Problem statement ▸ Locate every line in the records below that holds the word "Evidence" and return each one.

** begin **

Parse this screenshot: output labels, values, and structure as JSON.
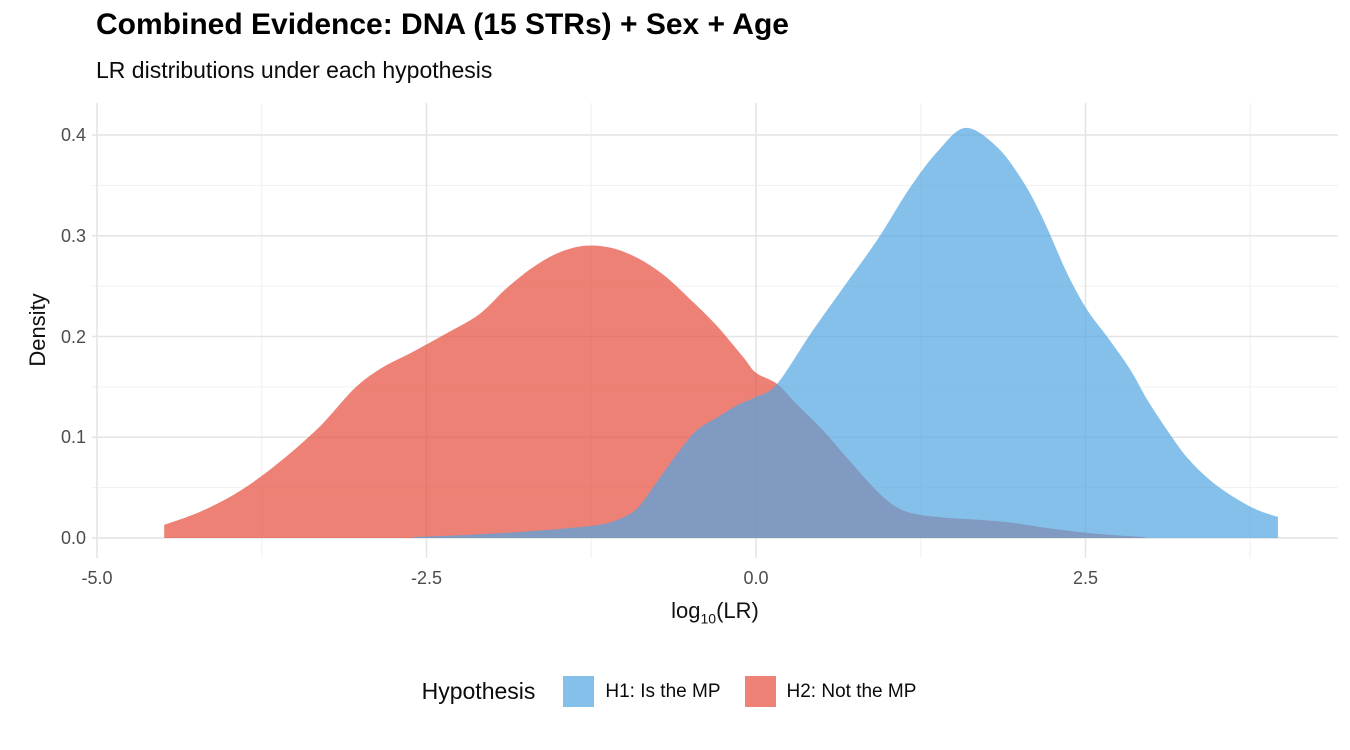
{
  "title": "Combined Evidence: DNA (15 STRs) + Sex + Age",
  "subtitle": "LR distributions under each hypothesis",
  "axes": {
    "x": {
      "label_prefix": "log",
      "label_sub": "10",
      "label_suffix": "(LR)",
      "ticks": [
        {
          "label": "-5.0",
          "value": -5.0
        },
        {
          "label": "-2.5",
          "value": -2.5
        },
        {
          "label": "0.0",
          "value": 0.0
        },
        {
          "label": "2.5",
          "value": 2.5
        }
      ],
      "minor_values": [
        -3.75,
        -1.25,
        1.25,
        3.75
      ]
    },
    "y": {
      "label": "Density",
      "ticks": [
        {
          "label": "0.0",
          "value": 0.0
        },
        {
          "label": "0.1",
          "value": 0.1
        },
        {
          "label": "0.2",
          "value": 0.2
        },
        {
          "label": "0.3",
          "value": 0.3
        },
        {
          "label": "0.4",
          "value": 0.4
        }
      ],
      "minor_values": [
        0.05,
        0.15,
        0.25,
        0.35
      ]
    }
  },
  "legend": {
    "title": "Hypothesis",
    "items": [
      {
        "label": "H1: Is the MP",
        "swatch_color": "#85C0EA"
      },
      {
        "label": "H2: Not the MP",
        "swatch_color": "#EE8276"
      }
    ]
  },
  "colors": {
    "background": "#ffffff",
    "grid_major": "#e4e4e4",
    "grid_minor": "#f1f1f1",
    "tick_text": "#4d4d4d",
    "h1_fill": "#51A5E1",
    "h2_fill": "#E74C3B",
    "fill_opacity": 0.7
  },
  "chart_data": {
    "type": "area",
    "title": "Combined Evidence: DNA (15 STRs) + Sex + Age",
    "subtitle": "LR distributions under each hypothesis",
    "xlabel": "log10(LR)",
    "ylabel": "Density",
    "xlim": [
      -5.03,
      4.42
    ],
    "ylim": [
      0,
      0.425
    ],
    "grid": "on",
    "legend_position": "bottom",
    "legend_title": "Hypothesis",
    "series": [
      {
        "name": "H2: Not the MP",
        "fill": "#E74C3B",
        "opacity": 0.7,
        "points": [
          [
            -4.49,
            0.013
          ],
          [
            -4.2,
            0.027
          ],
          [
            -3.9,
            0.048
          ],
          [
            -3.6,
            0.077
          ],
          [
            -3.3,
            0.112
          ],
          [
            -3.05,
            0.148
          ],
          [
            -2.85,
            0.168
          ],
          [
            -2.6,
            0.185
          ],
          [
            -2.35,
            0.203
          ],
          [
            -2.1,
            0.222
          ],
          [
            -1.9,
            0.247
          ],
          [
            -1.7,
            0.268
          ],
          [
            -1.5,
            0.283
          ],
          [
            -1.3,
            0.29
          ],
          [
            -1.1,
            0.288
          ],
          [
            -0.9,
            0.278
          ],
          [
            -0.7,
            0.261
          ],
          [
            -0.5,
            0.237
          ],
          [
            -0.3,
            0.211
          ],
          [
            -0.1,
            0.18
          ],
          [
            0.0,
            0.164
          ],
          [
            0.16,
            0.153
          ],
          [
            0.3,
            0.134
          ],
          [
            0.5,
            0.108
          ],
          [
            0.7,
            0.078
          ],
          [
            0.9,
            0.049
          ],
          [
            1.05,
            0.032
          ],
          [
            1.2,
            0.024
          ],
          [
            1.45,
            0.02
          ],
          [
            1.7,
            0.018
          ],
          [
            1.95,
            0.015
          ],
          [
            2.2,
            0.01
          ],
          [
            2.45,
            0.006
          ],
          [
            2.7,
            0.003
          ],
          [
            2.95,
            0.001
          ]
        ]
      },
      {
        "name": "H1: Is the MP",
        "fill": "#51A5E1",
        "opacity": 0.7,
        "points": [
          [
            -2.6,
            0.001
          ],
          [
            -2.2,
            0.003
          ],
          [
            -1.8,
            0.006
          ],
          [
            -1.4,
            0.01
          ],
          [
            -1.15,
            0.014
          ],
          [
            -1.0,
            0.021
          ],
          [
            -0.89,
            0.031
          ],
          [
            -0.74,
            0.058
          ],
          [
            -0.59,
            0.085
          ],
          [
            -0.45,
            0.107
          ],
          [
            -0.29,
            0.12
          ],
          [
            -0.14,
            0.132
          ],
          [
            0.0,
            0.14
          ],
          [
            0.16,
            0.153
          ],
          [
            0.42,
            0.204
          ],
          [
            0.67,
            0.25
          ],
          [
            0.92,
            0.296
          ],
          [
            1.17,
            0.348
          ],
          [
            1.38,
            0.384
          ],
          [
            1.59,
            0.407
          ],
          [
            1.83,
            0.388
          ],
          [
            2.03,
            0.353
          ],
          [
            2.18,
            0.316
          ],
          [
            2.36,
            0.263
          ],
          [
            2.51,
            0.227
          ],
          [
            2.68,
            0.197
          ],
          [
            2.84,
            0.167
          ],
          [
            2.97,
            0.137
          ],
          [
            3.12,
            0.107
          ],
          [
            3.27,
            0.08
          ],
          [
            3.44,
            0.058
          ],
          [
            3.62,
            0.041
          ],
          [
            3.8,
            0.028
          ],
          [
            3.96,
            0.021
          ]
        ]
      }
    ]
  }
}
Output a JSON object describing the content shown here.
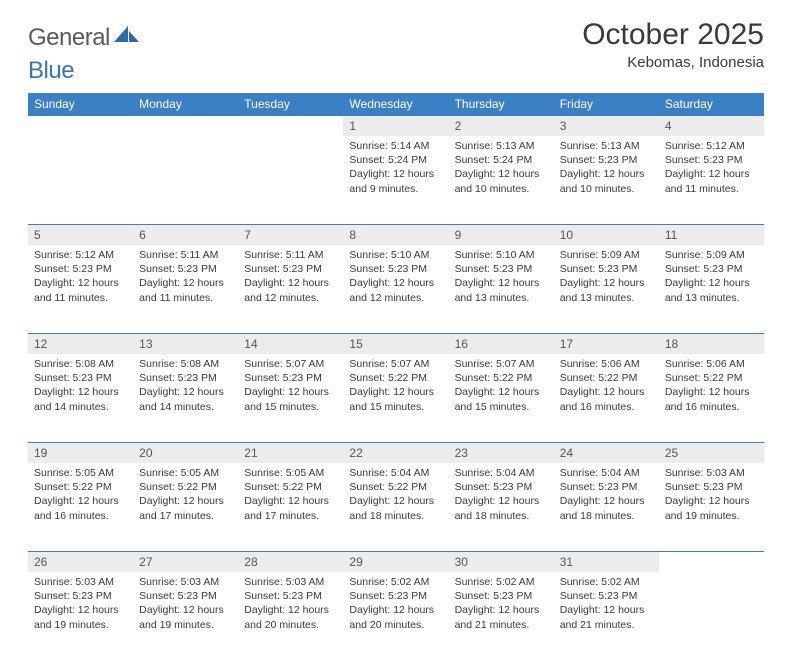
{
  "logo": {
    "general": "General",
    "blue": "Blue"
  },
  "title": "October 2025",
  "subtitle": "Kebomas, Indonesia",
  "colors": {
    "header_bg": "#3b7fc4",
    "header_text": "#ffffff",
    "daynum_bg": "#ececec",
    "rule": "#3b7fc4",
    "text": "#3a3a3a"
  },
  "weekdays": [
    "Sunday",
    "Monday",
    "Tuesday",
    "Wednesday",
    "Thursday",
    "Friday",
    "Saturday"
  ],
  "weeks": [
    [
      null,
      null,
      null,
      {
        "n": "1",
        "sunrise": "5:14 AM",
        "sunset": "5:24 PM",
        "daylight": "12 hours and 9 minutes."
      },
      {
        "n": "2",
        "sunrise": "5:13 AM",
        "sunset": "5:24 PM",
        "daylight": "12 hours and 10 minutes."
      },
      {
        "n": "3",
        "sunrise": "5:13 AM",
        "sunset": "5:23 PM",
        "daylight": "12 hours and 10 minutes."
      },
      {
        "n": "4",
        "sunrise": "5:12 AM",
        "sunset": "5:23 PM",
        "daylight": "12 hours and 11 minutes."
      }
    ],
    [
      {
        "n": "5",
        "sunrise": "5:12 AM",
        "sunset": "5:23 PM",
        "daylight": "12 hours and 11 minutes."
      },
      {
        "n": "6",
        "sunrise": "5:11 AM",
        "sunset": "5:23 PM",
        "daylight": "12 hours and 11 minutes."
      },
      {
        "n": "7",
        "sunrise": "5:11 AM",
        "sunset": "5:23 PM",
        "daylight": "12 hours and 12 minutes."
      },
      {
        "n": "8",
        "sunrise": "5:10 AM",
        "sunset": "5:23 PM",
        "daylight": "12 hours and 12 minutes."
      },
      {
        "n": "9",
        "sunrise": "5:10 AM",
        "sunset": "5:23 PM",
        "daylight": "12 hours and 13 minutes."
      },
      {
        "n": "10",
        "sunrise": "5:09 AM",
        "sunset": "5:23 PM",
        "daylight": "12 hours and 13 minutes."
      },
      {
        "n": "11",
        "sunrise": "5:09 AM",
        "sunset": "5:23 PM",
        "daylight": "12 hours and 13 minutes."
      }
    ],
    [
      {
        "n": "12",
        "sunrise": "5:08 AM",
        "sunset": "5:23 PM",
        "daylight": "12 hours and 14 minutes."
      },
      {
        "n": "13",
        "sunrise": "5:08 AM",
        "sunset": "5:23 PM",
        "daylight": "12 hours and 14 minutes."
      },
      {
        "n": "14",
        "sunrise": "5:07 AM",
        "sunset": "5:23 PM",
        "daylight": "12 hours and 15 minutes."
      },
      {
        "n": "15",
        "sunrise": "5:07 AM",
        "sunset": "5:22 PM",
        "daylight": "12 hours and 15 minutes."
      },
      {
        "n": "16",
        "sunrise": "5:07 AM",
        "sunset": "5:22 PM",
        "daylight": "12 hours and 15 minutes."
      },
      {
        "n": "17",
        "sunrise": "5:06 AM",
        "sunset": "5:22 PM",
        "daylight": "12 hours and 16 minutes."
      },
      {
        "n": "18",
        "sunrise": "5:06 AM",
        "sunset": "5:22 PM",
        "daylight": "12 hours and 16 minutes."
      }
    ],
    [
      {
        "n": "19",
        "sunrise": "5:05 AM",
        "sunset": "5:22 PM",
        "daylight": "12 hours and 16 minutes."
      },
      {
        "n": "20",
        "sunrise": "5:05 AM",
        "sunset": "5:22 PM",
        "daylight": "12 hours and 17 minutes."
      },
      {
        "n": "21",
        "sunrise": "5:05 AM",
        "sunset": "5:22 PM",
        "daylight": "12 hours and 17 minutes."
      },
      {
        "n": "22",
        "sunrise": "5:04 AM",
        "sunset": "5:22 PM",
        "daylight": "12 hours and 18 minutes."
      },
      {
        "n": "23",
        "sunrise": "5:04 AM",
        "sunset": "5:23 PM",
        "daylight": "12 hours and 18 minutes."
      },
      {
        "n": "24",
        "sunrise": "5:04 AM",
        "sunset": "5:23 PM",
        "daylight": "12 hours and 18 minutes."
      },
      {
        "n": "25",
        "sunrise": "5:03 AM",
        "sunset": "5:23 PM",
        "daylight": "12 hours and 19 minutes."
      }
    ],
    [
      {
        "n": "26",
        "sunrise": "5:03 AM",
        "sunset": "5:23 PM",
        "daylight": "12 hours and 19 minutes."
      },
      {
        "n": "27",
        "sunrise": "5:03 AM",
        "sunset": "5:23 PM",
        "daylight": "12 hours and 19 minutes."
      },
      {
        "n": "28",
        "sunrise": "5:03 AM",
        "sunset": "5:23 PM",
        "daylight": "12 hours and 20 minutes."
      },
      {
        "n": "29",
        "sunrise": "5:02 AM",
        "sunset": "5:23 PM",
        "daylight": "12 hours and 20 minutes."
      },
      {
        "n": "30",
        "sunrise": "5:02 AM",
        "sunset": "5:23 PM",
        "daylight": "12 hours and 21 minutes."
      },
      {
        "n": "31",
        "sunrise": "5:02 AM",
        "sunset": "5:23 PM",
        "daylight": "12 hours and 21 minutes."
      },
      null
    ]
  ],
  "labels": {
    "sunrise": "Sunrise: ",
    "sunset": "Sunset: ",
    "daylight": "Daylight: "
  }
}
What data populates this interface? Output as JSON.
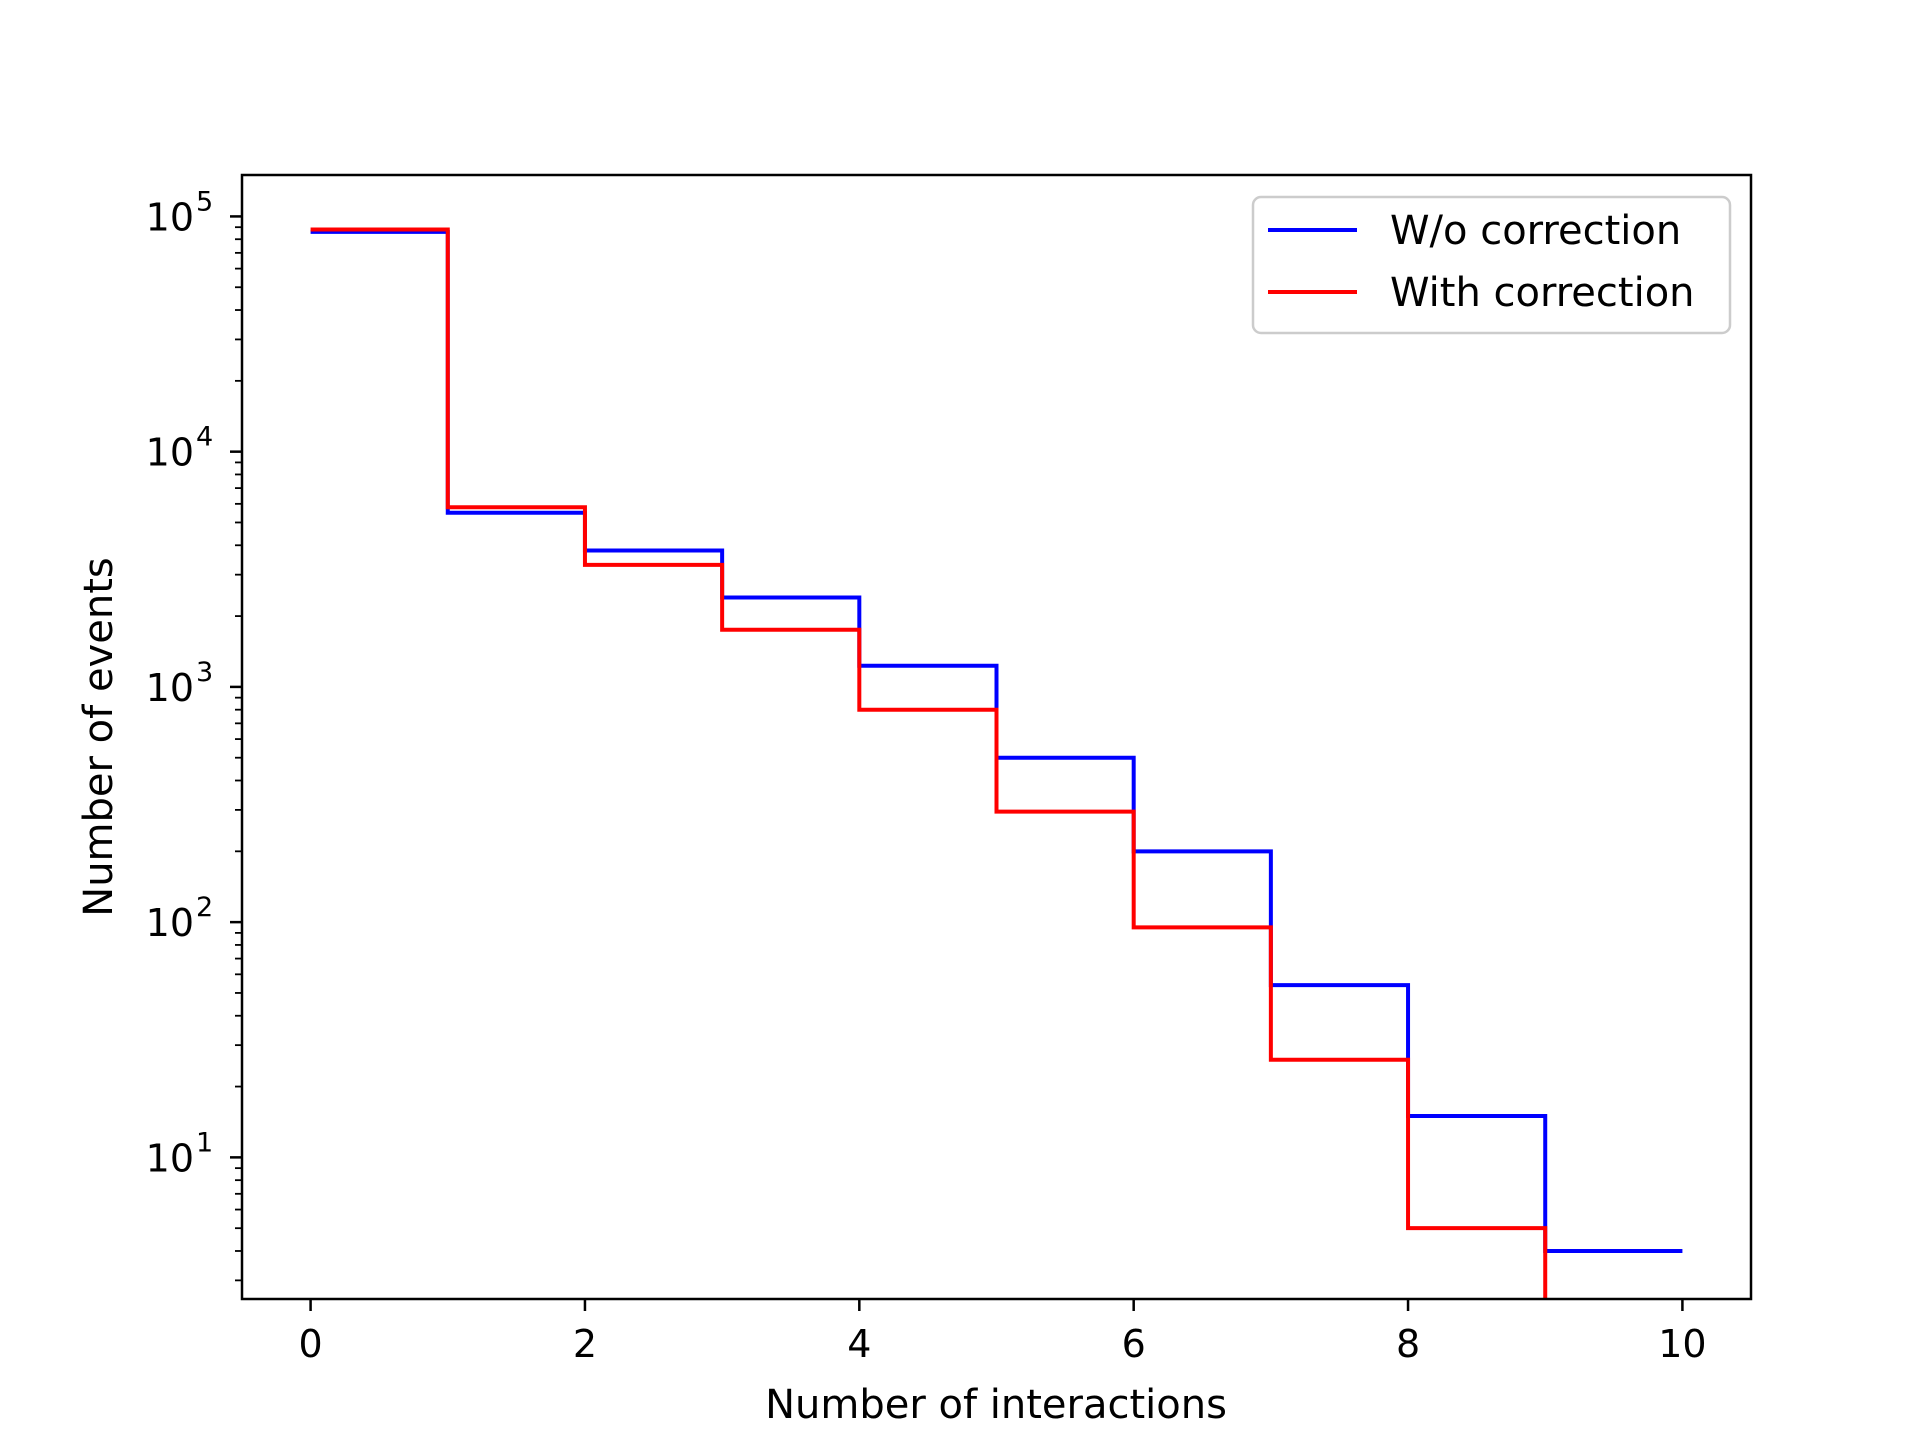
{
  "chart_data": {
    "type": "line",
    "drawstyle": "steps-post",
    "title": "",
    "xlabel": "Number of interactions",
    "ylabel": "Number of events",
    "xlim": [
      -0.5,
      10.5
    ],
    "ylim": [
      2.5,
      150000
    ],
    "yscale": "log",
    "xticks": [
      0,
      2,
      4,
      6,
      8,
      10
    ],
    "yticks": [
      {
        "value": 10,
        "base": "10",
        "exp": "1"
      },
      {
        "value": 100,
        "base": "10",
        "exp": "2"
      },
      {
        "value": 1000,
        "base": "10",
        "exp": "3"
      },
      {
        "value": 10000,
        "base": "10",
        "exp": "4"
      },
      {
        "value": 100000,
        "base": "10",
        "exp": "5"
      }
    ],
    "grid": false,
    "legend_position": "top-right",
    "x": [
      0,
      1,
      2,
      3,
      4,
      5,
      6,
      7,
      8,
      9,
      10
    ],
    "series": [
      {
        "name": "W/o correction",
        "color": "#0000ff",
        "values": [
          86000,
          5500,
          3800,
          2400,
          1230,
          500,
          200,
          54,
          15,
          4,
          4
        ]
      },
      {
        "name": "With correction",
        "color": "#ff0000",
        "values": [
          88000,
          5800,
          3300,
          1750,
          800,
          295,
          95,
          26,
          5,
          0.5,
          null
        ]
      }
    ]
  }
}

** end **

Written solution ▸
  "title": "Combined Evidence: DNA (15 STRs) + Sex + Age",
    "title": "Combined Evidence: DNA (15 STRs) + Sex + Age",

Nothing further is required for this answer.